• Exercise prompt:
Every line that holds "Theodor" should be shown.

## Begin Dataset records

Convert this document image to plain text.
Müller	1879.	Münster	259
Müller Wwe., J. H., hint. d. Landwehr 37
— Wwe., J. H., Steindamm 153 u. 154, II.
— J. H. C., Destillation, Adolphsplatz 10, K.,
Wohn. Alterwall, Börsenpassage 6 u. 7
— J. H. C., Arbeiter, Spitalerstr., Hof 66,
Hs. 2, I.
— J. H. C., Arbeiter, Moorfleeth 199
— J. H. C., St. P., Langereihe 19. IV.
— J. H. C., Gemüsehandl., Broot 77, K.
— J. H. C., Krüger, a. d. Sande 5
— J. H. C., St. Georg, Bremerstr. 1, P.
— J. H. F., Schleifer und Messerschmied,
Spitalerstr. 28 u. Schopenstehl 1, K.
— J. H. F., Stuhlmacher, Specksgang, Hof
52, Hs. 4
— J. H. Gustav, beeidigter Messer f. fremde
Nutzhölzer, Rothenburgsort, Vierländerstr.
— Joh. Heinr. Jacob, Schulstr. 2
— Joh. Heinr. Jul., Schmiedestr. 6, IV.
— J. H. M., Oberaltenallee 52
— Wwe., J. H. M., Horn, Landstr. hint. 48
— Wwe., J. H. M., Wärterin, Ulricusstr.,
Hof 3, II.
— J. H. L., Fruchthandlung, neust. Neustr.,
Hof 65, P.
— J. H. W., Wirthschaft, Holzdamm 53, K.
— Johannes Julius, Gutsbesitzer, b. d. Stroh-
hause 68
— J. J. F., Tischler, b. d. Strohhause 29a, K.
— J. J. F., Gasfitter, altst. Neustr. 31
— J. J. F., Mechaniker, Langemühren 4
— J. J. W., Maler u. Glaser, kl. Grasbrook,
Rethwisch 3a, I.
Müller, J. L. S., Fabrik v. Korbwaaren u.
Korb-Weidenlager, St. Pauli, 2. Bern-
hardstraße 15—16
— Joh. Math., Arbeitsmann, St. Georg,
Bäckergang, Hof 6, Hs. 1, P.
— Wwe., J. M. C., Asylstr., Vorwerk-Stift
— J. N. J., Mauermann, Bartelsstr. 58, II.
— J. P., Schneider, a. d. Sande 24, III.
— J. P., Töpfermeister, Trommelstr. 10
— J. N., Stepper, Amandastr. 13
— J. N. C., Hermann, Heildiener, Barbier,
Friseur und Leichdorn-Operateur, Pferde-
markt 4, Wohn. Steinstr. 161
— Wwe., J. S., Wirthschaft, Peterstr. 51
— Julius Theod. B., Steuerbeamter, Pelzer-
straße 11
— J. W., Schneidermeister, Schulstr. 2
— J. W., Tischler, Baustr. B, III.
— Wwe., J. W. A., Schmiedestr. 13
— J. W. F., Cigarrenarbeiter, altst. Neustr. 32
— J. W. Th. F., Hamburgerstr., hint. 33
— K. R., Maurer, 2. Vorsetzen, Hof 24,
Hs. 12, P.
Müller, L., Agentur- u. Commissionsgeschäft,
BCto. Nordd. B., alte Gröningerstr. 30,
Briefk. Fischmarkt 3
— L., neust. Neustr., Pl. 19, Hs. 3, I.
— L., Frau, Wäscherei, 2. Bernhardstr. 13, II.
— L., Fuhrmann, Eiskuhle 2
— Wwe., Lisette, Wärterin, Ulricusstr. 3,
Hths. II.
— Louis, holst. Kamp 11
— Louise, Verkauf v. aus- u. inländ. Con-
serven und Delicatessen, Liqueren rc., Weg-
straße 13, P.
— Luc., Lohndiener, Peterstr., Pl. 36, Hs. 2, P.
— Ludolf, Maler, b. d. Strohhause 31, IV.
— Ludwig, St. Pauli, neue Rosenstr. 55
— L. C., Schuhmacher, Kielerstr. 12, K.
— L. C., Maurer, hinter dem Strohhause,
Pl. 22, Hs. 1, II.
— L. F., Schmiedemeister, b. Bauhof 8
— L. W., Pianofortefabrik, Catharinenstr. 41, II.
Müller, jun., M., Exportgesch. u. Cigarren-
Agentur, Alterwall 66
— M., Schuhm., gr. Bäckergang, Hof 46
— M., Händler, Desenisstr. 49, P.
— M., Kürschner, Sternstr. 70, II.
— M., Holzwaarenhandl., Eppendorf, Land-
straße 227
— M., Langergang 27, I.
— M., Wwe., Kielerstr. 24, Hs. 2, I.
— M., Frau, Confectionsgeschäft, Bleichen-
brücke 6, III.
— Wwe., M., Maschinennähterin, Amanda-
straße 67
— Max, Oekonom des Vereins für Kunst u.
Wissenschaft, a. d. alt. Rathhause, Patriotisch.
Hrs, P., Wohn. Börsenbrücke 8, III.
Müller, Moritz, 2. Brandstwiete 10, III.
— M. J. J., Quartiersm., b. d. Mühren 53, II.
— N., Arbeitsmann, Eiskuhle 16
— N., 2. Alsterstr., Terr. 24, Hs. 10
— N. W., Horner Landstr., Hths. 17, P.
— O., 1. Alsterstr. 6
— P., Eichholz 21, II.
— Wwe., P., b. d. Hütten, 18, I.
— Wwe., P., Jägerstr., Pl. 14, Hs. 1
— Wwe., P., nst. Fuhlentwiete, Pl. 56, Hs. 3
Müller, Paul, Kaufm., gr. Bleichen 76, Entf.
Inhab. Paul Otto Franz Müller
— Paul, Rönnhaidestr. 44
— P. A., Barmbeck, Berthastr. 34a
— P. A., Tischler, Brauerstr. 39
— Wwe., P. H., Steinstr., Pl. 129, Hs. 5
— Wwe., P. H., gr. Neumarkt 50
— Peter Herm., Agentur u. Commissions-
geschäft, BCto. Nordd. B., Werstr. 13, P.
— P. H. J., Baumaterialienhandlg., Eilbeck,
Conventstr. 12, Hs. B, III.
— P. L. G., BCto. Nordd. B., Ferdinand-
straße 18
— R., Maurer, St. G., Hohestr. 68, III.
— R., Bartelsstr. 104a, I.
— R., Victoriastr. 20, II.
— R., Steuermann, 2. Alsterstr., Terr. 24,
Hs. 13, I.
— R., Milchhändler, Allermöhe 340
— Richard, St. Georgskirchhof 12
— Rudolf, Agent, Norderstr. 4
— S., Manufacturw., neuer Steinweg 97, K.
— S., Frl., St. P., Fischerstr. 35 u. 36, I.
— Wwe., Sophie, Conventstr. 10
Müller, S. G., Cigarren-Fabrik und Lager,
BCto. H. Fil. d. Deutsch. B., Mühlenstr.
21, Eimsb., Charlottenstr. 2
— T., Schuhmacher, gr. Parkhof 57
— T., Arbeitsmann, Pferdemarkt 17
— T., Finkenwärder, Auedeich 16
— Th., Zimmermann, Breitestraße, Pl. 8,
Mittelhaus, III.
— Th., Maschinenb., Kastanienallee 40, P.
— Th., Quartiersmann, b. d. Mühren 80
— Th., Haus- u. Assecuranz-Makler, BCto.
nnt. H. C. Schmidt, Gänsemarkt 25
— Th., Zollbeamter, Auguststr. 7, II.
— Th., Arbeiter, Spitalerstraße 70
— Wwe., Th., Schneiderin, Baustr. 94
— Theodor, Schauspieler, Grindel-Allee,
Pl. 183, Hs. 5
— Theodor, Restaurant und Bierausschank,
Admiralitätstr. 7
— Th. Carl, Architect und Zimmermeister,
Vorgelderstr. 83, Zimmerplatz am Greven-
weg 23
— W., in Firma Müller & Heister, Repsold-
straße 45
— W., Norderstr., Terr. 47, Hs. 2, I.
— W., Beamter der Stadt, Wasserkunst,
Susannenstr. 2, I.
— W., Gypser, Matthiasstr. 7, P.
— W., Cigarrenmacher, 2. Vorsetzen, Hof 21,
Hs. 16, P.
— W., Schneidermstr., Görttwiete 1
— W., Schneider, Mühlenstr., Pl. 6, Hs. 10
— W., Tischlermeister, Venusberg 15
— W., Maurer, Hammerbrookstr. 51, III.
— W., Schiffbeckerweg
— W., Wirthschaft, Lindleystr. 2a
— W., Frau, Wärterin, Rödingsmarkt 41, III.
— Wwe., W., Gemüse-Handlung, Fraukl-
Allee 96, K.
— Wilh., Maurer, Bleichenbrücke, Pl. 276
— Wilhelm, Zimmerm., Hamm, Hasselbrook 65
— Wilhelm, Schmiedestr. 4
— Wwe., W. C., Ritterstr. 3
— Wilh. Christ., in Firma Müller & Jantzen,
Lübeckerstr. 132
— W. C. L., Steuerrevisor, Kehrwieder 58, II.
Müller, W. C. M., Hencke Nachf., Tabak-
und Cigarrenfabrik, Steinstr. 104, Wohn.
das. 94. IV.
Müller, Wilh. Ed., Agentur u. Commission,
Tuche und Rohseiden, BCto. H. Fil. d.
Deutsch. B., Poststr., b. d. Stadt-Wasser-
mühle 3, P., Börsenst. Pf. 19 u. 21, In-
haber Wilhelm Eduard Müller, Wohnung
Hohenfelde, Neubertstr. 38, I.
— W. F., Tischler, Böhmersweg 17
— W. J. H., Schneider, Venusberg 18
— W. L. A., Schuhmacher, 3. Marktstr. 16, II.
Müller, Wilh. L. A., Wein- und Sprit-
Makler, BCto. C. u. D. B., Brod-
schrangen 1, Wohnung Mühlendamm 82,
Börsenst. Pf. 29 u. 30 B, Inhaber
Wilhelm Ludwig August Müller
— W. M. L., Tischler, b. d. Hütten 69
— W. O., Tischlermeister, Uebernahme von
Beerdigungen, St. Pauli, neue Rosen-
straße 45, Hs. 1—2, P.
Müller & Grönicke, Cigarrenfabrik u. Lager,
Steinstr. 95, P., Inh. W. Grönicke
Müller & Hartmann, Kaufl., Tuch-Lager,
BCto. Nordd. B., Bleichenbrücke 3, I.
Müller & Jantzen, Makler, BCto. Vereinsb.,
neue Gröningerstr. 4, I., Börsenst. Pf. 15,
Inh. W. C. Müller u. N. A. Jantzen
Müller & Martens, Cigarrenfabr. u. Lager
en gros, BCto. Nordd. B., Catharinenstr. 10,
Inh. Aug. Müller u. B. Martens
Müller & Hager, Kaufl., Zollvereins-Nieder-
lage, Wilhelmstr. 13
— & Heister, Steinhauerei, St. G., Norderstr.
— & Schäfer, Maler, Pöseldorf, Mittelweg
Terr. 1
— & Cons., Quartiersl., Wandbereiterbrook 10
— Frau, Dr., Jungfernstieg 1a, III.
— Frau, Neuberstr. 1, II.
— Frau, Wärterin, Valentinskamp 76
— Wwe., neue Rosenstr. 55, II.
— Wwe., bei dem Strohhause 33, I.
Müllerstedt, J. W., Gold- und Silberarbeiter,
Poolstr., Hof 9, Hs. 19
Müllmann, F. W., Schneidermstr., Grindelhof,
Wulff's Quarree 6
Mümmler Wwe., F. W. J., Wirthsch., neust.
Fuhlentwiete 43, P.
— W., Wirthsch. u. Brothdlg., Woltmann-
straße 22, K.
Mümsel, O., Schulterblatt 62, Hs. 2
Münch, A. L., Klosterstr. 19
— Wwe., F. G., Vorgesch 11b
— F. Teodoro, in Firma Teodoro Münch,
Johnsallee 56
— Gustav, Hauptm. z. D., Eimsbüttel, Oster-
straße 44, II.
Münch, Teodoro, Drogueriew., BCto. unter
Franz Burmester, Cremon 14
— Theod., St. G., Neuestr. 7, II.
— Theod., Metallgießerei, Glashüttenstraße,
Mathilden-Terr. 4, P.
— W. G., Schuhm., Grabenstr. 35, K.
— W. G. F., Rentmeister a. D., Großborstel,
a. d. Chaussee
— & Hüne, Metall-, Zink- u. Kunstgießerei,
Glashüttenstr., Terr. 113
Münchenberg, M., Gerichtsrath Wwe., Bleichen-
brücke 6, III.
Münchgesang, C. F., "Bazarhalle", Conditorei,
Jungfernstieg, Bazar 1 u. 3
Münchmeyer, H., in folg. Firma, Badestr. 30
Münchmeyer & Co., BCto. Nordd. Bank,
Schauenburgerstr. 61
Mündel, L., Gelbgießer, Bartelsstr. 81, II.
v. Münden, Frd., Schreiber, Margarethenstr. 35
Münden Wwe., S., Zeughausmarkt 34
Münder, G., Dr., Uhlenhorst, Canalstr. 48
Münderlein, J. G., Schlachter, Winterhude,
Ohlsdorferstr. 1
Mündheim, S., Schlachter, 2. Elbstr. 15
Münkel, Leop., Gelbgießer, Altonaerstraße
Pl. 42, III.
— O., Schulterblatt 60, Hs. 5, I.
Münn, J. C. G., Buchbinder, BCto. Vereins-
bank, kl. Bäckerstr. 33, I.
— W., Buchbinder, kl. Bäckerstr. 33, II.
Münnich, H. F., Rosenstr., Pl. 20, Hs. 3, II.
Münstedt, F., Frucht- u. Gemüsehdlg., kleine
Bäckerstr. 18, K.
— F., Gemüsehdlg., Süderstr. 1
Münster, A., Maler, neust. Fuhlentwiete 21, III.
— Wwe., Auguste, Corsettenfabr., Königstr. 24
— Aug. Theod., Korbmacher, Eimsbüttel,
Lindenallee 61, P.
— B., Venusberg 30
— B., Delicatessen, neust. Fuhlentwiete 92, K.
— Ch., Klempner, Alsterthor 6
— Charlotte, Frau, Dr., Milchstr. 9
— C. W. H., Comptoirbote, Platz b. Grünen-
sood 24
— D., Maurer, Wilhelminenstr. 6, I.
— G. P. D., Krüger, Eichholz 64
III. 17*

## End Dataset records

• Solution for this task:
— Theodor, Schauspieler, Grindel-Allee,
— Theodor, Restaurant und Bierausschank,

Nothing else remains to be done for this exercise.